Copy the records below exactly as they appear.
* start *
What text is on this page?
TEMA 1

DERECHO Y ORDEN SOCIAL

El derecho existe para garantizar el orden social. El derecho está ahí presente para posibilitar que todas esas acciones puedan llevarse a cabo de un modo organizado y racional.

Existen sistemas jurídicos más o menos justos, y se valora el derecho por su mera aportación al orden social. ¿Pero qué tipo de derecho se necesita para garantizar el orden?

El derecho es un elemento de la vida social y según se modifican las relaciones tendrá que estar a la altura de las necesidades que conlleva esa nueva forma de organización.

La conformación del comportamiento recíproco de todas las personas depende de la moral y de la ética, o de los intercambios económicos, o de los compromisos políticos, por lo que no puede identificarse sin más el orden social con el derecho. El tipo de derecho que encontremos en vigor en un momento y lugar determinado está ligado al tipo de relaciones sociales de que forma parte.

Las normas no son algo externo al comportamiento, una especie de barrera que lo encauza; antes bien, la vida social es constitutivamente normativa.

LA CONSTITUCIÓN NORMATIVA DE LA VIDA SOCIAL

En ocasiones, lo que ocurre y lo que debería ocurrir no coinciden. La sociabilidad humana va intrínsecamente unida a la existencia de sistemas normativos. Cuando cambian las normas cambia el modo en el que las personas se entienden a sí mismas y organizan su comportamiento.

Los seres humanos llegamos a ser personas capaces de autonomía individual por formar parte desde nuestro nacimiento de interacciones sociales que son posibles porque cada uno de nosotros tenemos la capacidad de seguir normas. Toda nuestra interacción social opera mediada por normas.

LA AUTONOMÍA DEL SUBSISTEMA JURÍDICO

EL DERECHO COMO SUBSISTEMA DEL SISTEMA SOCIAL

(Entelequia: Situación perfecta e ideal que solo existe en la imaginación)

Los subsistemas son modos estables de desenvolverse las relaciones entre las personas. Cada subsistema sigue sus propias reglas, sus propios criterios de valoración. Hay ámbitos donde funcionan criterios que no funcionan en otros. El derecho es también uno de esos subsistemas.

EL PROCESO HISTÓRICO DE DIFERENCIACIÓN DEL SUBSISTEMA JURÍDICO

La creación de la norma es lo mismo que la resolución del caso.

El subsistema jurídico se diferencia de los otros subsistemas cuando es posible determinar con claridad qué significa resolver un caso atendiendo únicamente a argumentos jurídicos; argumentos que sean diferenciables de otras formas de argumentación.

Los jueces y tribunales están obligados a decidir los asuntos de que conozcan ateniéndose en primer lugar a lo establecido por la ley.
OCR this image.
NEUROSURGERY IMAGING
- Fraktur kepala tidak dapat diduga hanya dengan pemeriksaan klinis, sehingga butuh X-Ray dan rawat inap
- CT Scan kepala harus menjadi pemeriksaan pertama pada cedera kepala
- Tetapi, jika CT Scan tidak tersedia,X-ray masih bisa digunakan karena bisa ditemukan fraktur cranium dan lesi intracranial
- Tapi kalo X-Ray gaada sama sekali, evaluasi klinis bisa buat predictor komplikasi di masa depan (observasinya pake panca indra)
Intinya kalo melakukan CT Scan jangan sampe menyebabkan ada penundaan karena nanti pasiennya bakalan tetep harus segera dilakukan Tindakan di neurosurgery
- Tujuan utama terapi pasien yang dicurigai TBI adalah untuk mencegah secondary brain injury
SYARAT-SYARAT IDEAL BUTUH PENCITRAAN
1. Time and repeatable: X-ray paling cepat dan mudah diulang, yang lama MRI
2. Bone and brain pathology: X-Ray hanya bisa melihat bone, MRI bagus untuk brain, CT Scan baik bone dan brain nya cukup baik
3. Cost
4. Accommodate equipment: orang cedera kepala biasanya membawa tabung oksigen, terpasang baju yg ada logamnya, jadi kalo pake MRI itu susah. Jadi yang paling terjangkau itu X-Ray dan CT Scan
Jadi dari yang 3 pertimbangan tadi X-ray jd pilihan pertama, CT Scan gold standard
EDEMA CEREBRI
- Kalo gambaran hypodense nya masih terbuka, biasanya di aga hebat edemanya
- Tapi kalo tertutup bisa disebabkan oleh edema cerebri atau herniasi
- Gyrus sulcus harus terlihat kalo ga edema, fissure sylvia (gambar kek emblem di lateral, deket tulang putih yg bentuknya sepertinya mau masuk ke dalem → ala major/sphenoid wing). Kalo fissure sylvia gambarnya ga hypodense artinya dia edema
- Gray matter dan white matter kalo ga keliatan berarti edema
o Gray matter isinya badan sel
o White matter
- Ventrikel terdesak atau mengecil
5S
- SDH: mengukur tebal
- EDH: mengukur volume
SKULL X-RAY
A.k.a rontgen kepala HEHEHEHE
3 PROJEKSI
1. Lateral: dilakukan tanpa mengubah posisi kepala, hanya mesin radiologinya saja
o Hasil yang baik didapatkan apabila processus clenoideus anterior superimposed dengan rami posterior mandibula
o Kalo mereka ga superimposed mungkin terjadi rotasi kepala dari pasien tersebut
* end *
# Answer to this problem
What text is on this page?
TEMA 1

DERECHO Y ORDEN SOCIAL

El derecho existe para garantizar el orden social. El derecho está ahí presente para posibilitar que todas esas acciones puedan llevarse a cabo de un modo organizado y racional.

Existen sistemas jurídicos más o menos justos, y se valora el derecho por su mera aportación al orden social. ¿Pero qué tipo de derecho se necesita para garantizar el orden?

El derecho es un elemento de la vida social y según se modifican las relaciones tendrá que estar a la altura de las necesidades que conlleva esa nueva forma de organización.

La conformación del comportamiento recíproco de todas las personas depende de la moral y de la ética, o de los intercambios económicos, o de los compromisos políticos, por lo que no puede identificarse sin más el orden social con el derecho. El tipo de derecho que encontremos en vigor en un momento y lugar determinado está ligado al tipo de relaciones sociales de que forma parte.

Las normas no son algo externo al comportamiento, una especie de barrera que lo encauza; antes bien, la vida social es constitutivamente normativa.

LA CONSTITUCIÓN NORMATIVA DE LA VIDA SOCIAL

En ocasiones, lo que ocurre y lo que debería ocurrir no coinciden. La sociabilidad humana va intrínsecamente unida a la existencia de sistemas normativos. Cuando cambian las normas cambia el modo en el que las personas se entienden a sí mismas y organizan su comportamiento.

Los seres humanos llegamos a ser personas capaces de autonomía individual por formar parte desde nuestro nacimiento de interacciones sociales que son posibles porque cada uno de nosotros tenemos la capacidad de seguir normas. Toda nuestra interacción social opera mediada por normas.

LA AUTONOMÍA DEL SUBSISTEMA JURÍDICO

EL DERECHO COMO SUBSISTEMA DEL SISTEMA SOCIAL

(Entelequia: Situación perfecta e ideal que solo existe en la imaginación)

Los subsistemas son modos estables de desenvolverse las relaciones entre las personas. Cada subsistema sigue sus propias reglas, sus propios criterios de valoración. Hay ámbitos donde funcionan criterios que no funcionan en otros. El derecho es también uno de esos subsistemas.

EL PROCESO HISTÓRICO DE DIFERENCIACIÓN DEL SUBSISTEMA JURÍDICO

La creación de la norma es lo mismo que la resolución del caso.

El subsistema jurídico se diferencia de los otros subsistemas cuando es posible determinar con claridad qué significa resolver un caso atendiendo únicamente a argumentos jurídicos; argumentos que sean diferenciables de otras formas de argumentación.

Los jueces y tribunales están obligados a decidir los asuntos de que conozcan ateniéndose en primer lugar a lo establecido por la ley.
OCR this image.
NEUROSURGERY IMAGING
- Fraktur kepala tidak dapat diduga hanya dengan pemeriksaan klinis, sehingga butuh X-Ray dan rawat inap
- CT Scan kepala harus menjadi pemeriksaan pertama pada cedera kepala
- Tetapi, jika CT Scan tidak tersedia,X-ray masih bisa digunakan karena bisa ditemukan fraktur cranium dan lesi intracranial
- Tapi kalo X-Ray gaada sama sekali, evaluasi klinis bisa buat predictor komplikasi di masa depan (observasinya pake panca indra)
Intinya kalo melakukan CT Scan jangan sampe menyebabkan ada penundaan karena nanti pasiennya bakalan tetep harus segera dilakukan Tindakan di neurosurgery
- Tujuan utama terapi pasien yang dicurigai TBI adalah untuk mencegah secondary brain injury
SYARAT-SYARAT IDEAL BUTUH PENCITRAAN
1. Time and repeatable: X-ray paling cepat dan mudah diulang, yang lama MRI
2. Bone and brain pathology: X-Ray hanya bisa melihat bone, MRI bagus untuk brain, CT Scan baik bone dan brain nya cukup baik
3. Cost
4. Accommodate equipment: orang cedera kepala biasanya membawa tabung oksigen, terpasang baju yg ada logamnya, jadi kalo pake MRI itu susah. Jadi yang paling terjangkau itu X-Ray dan CT Scan
Jadi dari yang 3 pertimbangan tadi X-ray jd pilihan pertama, CT Scan gold standard
EDEMA CEREBRI
- Kalo gambaran hypodense nya masih terbuka, biasanya di aga hebat edemanya
- Tapi kalo tertutup bisa disebabkan oleh edema cerebri atau herniasi
- Gyrus sulcus harus terlihat kalo ga edema, fissure sylvia (gambar kek emblem di lateral, deket tulang putih yg bentuknya sepertinya mau masuk ke dalem → ala major/sphenoid wing). Kalo fissure sylvia gambarnya ga hypodense artinya dia edema
- Gray matter dan white matter kalo ga keliatan berarti edema
o Gray matter isinya badan sel
o White matter
- Ventrikel terdesak atau mengecil
5S
- SDH: mengukur tebal
- EDH: mengukur volume
SKULL X-RAY
A.k.a rontgen kepala HEHEHEHE
3 PROJEKSI
1. Lateral: dilakukan tanpa mengubah posisi kepala, hanya mesin radiologinya saja
o Hasil yang baik didapatkan apabila processus clenoideus anterior superimposed dengan rami posterior mandibula
o Kalo mereka ga superimposed mungkin terjadi rotasi kepala dari pasien tersebut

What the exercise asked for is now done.